• _AIM OF THE TASK_:
Of the lines in the listing, how many include the string "caption"? Write the number and nothing else.

• _EXERCISE DATA_:
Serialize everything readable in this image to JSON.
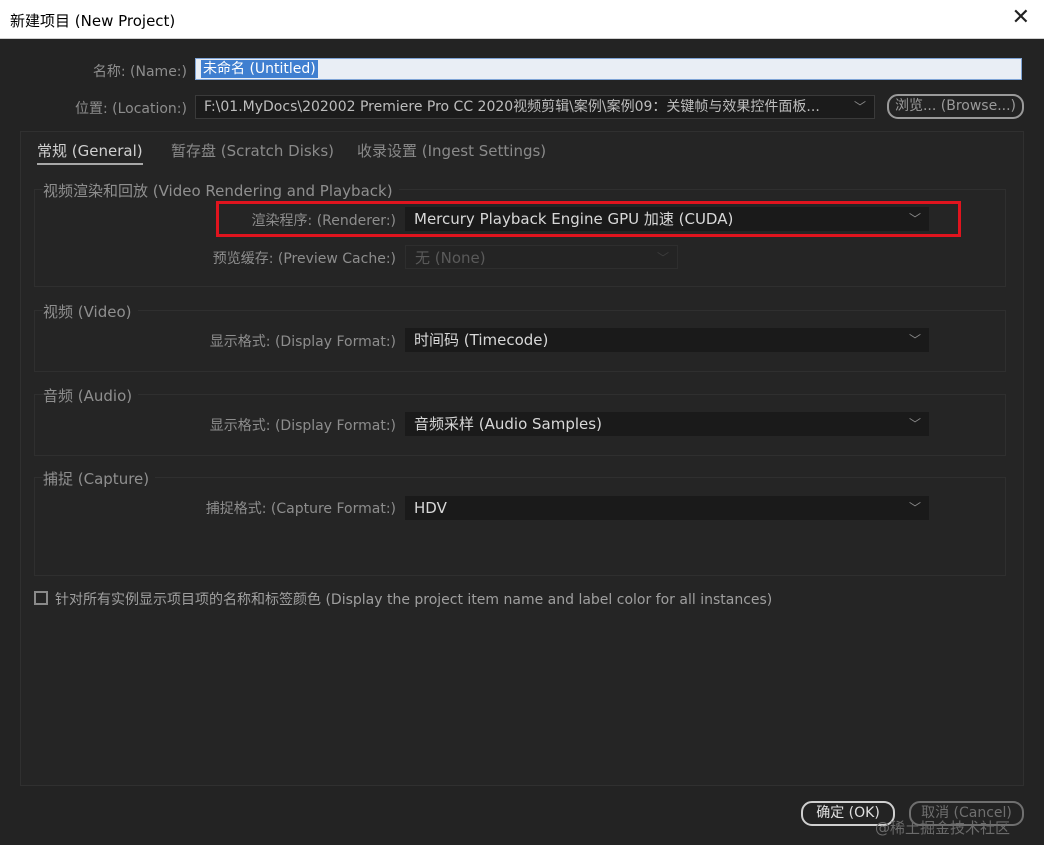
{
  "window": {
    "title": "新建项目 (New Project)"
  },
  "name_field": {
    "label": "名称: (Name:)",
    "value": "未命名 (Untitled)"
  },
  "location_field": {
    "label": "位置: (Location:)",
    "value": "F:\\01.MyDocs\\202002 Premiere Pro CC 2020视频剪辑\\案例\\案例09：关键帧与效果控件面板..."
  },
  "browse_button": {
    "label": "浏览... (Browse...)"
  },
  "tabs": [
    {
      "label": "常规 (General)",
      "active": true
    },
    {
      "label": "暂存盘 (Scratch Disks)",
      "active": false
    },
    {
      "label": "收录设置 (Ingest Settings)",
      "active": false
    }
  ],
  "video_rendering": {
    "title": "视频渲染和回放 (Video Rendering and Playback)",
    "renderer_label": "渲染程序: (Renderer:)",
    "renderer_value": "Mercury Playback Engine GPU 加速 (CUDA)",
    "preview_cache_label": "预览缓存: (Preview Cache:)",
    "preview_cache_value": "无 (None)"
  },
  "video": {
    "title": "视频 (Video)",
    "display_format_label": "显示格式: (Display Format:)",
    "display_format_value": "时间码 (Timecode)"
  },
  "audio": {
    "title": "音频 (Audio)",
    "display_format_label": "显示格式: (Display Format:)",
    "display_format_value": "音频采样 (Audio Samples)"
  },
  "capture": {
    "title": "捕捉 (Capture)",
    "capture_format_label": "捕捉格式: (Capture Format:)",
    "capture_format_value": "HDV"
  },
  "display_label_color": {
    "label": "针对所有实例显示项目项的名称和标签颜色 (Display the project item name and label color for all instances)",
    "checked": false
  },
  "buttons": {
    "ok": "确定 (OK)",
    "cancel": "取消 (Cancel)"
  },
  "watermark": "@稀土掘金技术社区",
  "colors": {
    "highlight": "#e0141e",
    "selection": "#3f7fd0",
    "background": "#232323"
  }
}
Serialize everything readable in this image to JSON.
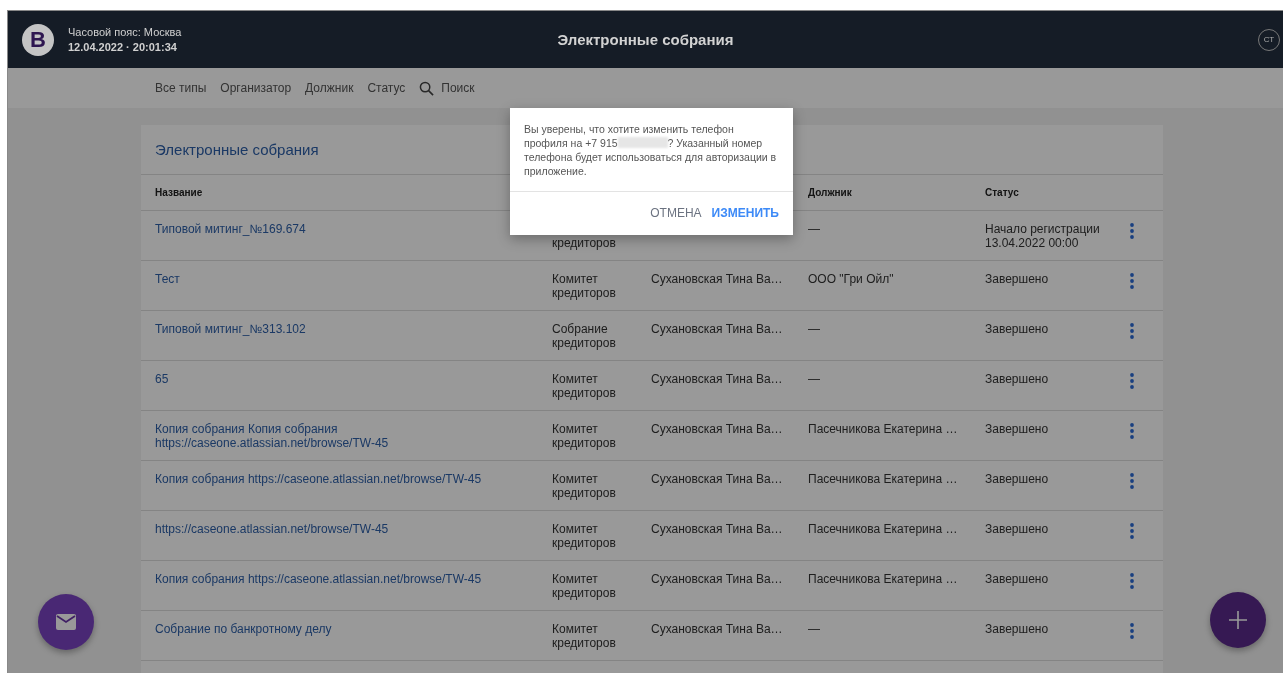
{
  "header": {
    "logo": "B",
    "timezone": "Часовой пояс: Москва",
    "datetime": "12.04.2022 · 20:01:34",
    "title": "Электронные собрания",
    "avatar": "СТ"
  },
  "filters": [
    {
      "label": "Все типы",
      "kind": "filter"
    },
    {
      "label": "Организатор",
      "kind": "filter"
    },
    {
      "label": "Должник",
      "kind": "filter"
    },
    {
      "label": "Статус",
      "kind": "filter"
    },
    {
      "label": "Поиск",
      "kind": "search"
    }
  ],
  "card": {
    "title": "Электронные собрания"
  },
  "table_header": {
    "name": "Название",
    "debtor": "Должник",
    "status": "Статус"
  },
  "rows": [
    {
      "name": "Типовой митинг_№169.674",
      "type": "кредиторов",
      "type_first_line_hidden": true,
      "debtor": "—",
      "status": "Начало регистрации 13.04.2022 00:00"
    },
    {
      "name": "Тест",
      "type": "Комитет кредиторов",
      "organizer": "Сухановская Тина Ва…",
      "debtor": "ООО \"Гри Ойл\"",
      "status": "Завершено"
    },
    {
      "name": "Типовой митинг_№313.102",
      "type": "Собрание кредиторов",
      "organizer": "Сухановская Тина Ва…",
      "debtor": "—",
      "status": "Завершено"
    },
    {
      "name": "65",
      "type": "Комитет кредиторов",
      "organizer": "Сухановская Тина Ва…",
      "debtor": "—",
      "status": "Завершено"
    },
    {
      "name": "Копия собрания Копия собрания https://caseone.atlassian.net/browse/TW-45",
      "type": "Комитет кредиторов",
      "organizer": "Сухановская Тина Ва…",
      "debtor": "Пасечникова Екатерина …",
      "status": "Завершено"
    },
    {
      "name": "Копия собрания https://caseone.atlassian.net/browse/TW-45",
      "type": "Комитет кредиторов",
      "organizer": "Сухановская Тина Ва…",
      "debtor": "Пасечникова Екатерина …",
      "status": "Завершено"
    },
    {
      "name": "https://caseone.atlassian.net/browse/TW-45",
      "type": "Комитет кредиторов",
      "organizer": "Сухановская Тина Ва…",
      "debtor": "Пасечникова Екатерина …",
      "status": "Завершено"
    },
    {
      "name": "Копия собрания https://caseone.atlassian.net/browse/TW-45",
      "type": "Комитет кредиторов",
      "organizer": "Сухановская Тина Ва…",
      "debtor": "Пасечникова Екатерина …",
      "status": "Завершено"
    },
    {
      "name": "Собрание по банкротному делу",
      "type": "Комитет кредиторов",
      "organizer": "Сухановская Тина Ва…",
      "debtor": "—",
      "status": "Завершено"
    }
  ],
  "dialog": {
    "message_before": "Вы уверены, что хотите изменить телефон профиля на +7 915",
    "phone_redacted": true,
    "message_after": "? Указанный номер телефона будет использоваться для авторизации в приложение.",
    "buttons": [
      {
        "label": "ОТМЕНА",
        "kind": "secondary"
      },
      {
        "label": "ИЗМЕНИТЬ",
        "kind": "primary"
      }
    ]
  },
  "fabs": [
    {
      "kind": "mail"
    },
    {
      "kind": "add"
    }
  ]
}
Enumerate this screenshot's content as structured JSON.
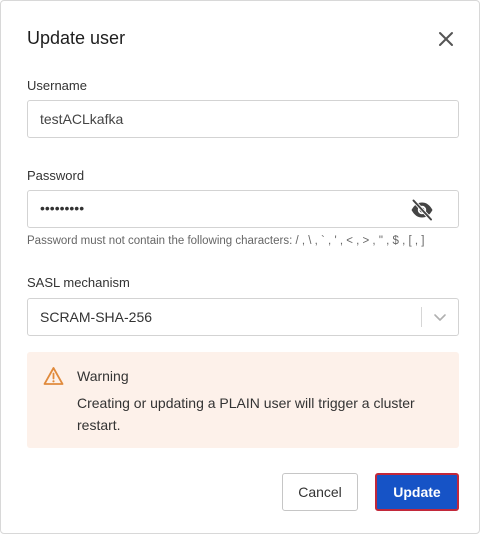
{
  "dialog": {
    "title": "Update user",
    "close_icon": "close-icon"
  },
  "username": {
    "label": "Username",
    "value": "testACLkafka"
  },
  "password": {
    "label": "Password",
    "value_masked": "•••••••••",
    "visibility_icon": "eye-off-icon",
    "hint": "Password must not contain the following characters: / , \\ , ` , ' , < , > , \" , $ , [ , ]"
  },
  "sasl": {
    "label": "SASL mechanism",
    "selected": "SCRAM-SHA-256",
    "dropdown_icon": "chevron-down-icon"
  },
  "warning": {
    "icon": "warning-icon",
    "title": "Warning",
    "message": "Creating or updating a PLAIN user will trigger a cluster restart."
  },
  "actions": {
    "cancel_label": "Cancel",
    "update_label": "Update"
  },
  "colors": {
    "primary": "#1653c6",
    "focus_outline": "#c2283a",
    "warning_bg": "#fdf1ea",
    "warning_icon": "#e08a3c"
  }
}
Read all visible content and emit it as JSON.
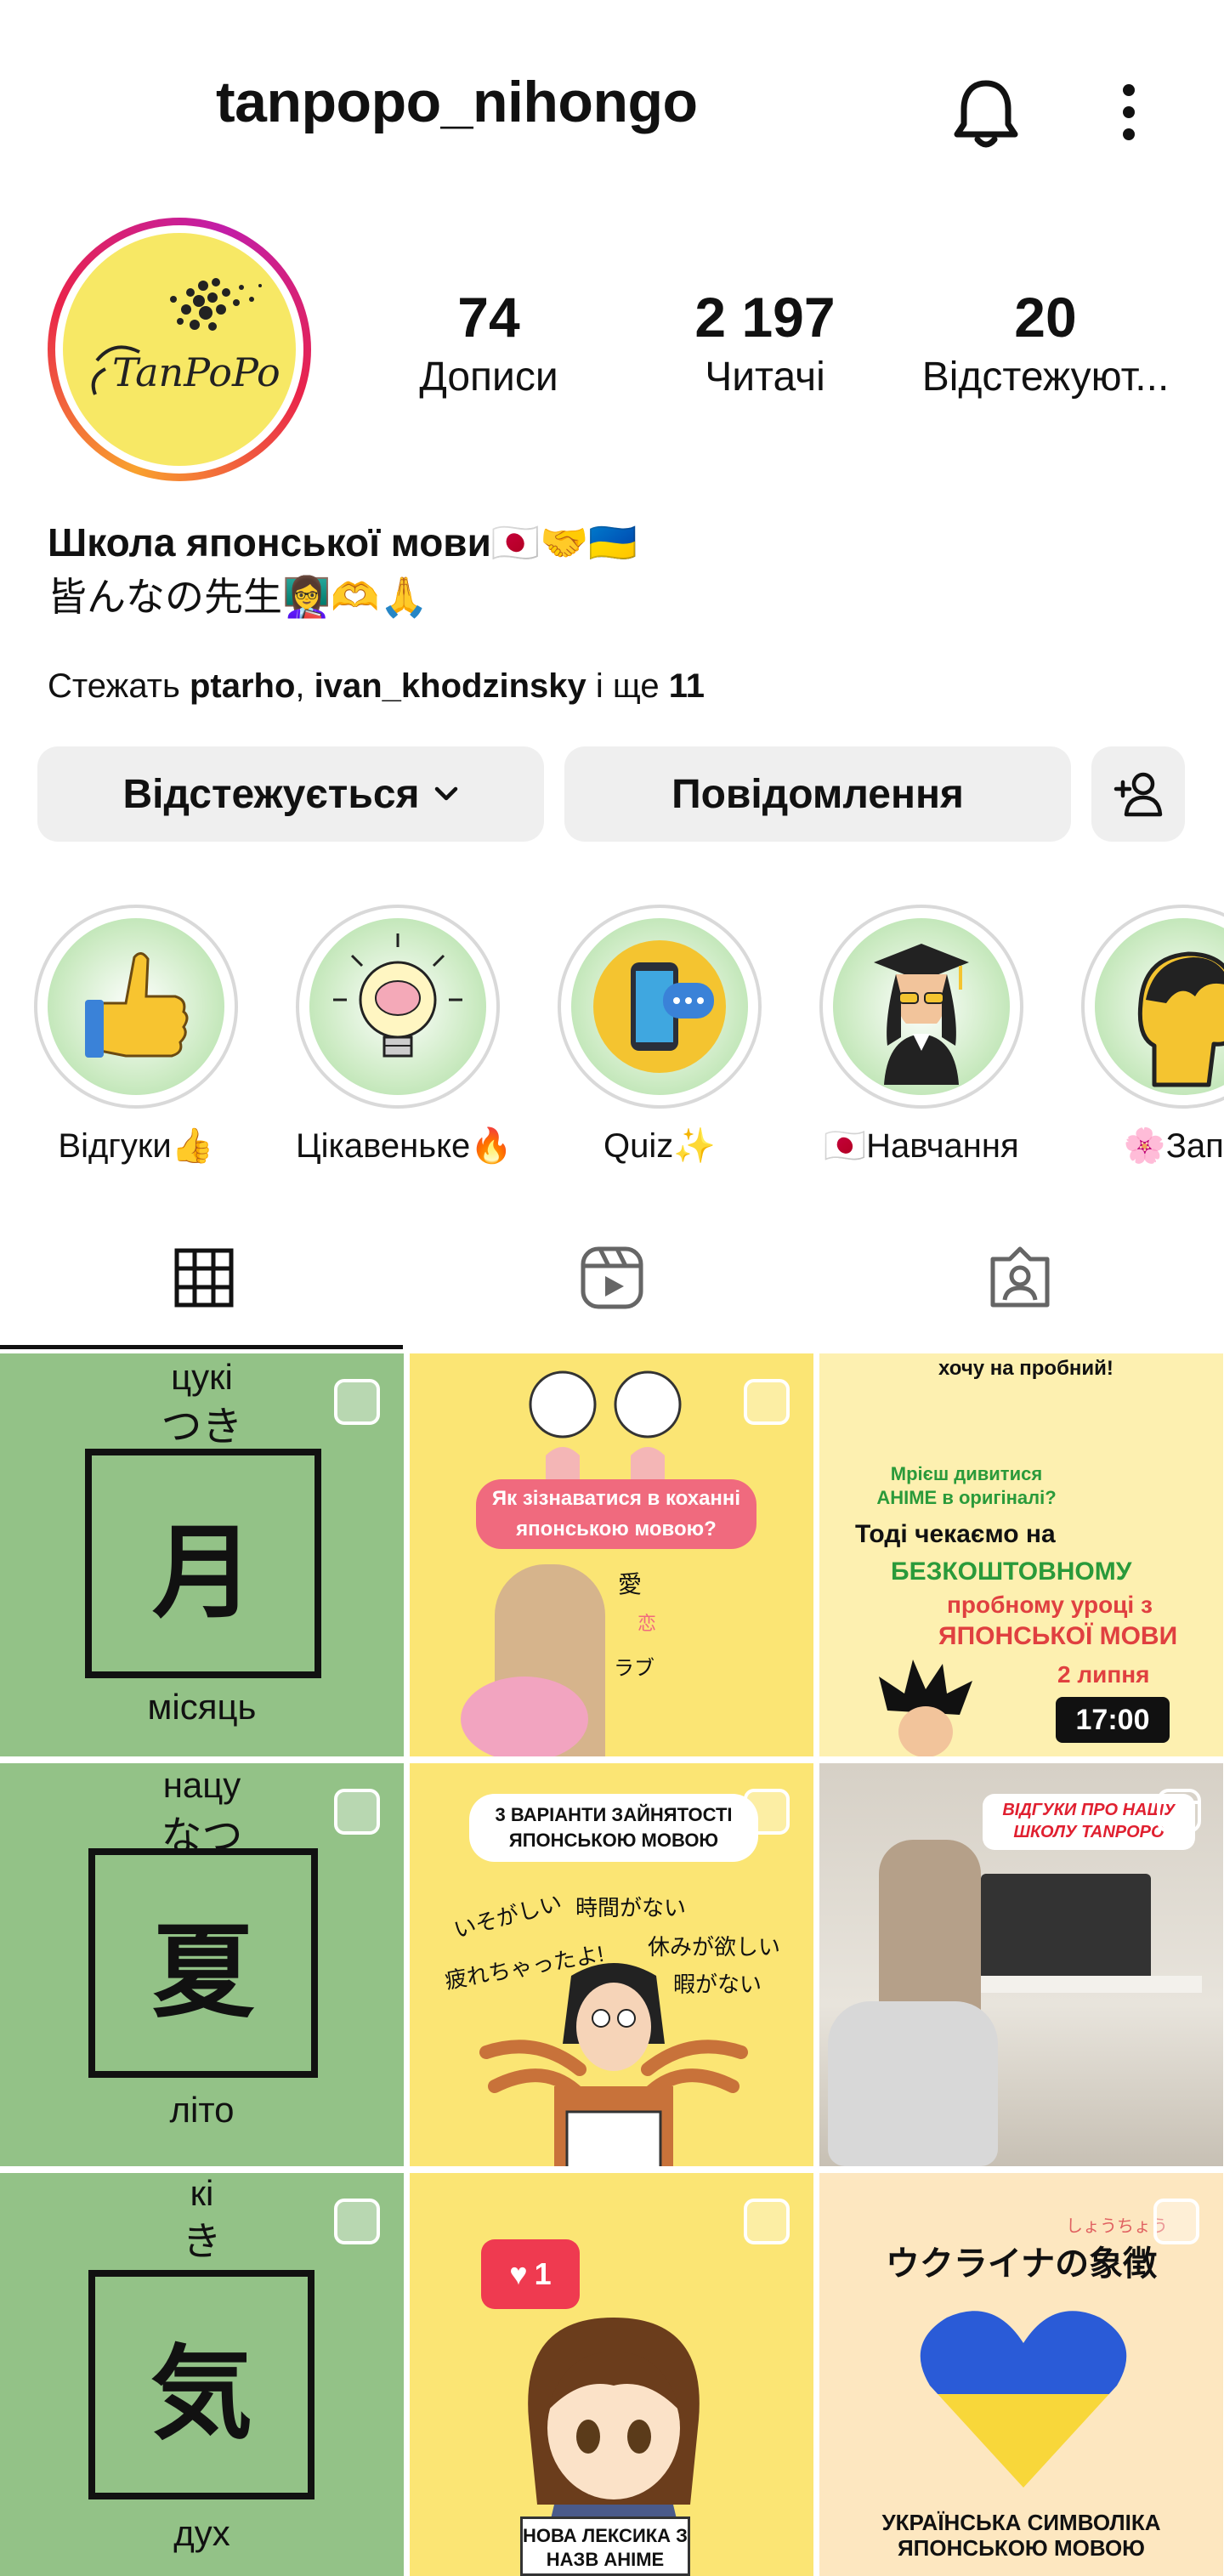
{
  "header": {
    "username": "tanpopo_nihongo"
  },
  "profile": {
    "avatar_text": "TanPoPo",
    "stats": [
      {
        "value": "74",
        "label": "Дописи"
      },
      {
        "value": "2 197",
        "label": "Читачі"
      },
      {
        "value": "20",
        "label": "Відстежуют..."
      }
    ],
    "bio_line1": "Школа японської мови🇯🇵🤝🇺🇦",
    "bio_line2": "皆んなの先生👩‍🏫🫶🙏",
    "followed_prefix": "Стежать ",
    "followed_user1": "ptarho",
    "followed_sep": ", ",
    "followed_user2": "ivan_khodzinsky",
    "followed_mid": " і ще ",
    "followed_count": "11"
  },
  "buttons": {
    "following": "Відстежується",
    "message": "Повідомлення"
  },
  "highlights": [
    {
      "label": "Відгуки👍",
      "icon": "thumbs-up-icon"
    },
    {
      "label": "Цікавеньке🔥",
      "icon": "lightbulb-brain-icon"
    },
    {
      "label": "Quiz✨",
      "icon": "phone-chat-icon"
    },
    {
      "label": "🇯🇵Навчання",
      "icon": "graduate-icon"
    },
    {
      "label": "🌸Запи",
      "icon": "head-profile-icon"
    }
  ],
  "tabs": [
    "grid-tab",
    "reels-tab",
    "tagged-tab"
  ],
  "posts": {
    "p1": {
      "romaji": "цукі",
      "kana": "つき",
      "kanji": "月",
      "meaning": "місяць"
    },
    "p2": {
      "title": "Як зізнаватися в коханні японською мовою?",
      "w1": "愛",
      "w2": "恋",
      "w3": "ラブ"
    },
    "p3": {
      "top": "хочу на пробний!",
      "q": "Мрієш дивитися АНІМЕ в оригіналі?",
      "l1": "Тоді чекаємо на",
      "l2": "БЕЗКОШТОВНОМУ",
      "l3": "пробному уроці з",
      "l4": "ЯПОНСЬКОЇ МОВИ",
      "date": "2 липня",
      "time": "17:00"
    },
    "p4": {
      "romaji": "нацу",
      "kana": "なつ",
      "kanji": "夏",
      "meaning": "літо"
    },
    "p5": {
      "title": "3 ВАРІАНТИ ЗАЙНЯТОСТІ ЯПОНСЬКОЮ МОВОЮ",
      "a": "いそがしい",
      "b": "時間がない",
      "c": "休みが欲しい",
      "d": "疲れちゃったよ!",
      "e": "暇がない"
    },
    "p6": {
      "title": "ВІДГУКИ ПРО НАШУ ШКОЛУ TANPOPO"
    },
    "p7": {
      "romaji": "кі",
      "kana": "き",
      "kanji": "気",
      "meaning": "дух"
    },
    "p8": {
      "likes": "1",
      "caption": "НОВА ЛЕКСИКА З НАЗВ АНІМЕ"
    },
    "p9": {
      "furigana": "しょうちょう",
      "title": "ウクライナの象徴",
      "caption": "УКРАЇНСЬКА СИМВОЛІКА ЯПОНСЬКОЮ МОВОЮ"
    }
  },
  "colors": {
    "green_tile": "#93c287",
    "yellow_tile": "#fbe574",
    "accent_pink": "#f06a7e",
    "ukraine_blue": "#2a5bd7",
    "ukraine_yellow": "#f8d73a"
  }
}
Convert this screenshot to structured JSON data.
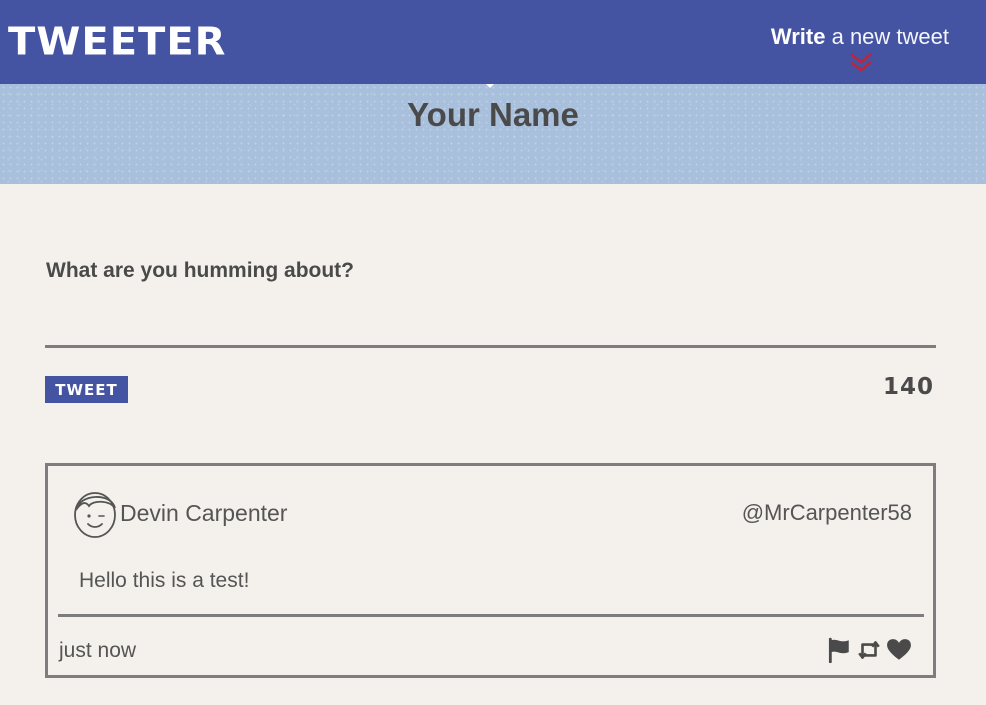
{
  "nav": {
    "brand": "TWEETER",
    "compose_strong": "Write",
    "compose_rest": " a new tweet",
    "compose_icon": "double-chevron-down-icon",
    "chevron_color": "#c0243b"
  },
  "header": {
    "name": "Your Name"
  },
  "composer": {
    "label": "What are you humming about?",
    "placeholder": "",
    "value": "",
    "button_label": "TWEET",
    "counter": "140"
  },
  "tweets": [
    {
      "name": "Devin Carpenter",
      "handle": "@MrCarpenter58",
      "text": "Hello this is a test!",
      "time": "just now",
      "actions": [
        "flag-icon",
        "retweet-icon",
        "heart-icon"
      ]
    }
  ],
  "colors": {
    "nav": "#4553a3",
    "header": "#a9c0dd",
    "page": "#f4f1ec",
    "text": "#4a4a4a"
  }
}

• _REPLY_:
2